Data entries
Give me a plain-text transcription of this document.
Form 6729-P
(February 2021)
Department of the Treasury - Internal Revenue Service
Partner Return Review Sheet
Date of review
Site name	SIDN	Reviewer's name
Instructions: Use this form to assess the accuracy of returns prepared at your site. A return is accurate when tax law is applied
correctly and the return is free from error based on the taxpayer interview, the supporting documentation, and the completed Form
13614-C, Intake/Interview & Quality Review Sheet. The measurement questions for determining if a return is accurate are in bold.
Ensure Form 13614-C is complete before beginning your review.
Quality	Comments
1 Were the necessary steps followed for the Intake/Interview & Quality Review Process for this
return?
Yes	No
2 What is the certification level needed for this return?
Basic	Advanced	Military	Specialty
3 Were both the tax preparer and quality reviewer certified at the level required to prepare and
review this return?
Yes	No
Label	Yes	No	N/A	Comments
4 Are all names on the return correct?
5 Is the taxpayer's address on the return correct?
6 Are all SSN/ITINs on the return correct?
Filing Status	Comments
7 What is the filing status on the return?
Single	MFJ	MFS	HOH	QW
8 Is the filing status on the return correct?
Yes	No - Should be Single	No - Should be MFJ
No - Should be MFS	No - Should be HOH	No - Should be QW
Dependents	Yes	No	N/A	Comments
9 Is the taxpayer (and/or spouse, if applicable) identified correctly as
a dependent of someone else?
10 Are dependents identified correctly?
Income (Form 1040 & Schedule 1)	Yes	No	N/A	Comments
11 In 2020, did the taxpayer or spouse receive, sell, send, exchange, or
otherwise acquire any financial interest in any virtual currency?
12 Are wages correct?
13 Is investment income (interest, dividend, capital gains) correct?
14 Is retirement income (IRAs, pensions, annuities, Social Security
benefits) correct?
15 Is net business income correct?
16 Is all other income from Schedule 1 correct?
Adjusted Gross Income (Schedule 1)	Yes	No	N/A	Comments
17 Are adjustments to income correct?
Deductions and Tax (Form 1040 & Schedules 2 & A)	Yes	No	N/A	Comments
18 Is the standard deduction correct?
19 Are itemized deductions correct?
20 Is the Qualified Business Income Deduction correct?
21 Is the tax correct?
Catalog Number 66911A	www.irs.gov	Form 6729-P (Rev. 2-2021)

...

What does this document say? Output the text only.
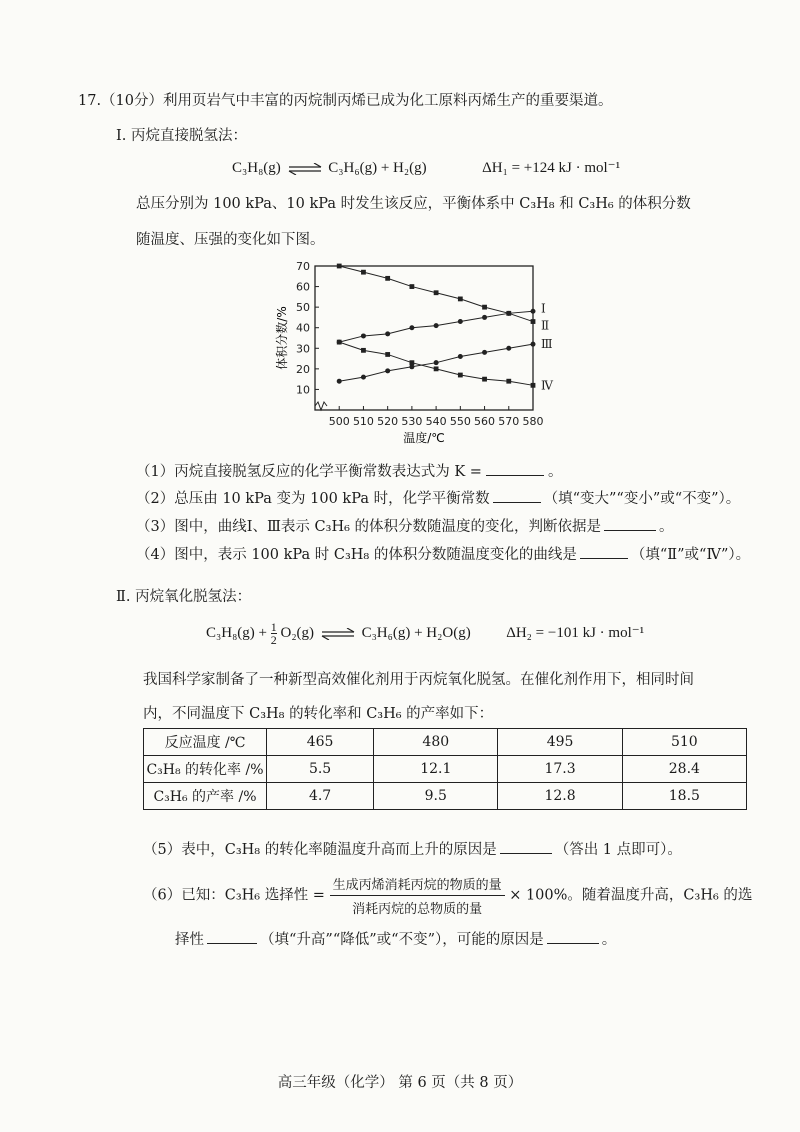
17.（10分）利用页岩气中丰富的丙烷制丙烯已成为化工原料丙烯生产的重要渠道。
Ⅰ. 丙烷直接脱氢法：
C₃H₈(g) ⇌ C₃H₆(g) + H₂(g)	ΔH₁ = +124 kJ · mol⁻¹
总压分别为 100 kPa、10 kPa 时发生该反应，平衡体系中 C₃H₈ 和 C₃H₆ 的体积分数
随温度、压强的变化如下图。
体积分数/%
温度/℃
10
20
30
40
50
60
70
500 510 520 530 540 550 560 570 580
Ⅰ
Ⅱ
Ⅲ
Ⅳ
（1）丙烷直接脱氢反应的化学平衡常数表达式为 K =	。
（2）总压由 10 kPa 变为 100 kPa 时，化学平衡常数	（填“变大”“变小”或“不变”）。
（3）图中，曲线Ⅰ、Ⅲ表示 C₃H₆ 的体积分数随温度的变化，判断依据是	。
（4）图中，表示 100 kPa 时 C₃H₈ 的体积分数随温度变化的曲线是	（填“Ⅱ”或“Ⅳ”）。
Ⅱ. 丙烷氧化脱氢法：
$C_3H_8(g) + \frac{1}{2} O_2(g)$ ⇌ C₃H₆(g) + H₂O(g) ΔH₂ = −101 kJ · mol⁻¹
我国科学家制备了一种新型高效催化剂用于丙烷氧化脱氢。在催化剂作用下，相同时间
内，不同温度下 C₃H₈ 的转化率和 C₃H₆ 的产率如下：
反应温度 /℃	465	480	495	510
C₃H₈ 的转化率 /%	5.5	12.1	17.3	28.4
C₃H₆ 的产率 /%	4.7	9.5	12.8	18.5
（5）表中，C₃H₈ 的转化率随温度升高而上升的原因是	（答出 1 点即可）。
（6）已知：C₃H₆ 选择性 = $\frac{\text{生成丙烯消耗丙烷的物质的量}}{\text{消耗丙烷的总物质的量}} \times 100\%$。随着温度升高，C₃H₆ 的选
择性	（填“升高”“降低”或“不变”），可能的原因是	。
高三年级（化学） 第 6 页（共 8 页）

* * *

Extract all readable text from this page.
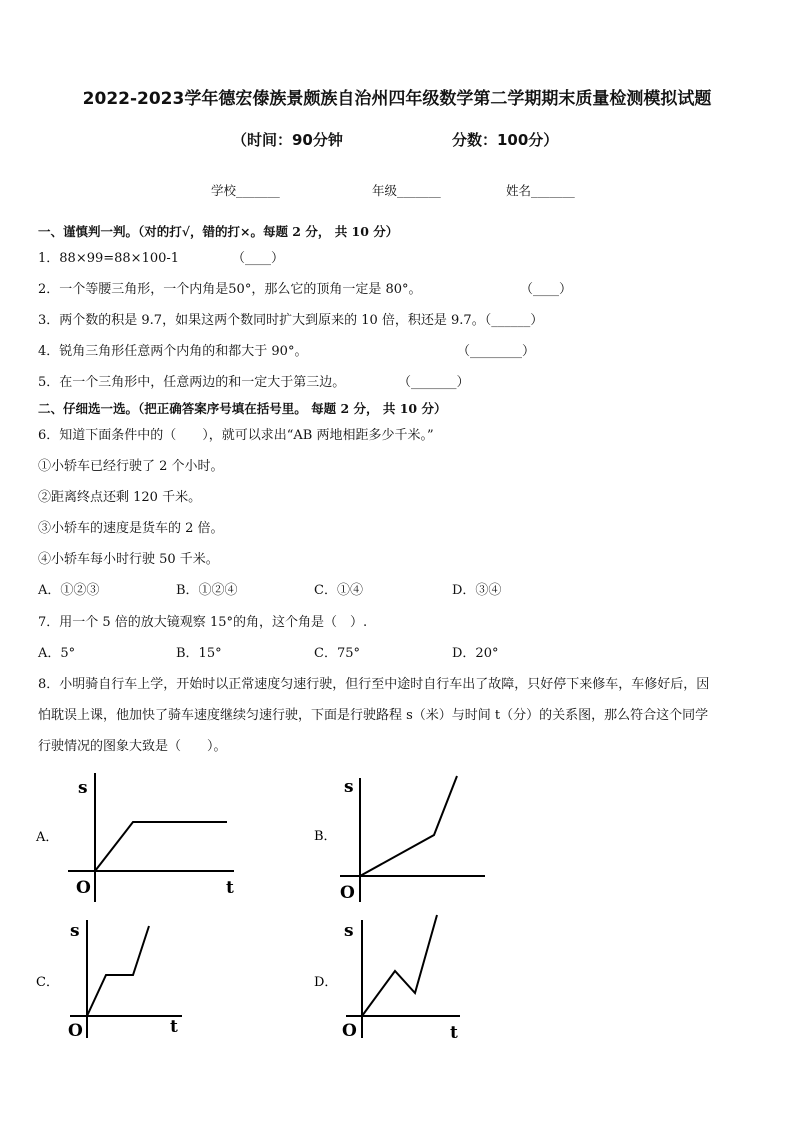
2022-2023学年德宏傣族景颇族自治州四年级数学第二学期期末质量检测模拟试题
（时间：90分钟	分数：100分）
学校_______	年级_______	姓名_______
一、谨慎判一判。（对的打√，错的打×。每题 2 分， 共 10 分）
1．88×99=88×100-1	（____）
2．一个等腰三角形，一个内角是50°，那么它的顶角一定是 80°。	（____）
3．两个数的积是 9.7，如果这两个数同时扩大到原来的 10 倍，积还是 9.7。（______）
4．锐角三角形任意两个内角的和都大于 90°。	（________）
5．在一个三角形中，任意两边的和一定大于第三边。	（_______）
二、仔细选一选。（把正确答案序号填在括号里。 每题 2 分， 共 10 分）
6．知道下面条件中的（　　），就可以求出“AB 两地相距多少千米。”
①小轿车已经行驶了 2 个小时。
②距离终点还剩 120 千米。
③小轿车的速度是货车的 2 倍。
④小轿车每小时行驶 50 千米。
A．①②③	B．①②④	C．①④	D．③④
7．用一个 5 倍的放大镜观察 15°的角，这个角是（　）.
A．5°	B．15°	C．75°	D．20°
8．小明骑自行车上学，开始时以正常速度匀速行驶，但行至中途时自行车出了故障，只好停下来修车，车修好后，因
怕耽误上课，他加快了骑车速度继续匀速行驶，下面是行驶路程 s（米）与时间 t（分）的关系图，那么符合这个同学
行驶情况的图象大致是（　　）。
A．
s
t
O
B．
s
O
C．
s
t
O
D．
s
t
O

* _THE REQUEST_
Find each line that has the word "Intake", then copy it out.

* _OUTPUT OF THE TASK_
13614-C, Intake/Interview & Quality Review Sheet. The measurement questions for determining if a return is accurate are in bold.
1 Were the necessary steps followed for the Intake/Interview & Quality Review Process for this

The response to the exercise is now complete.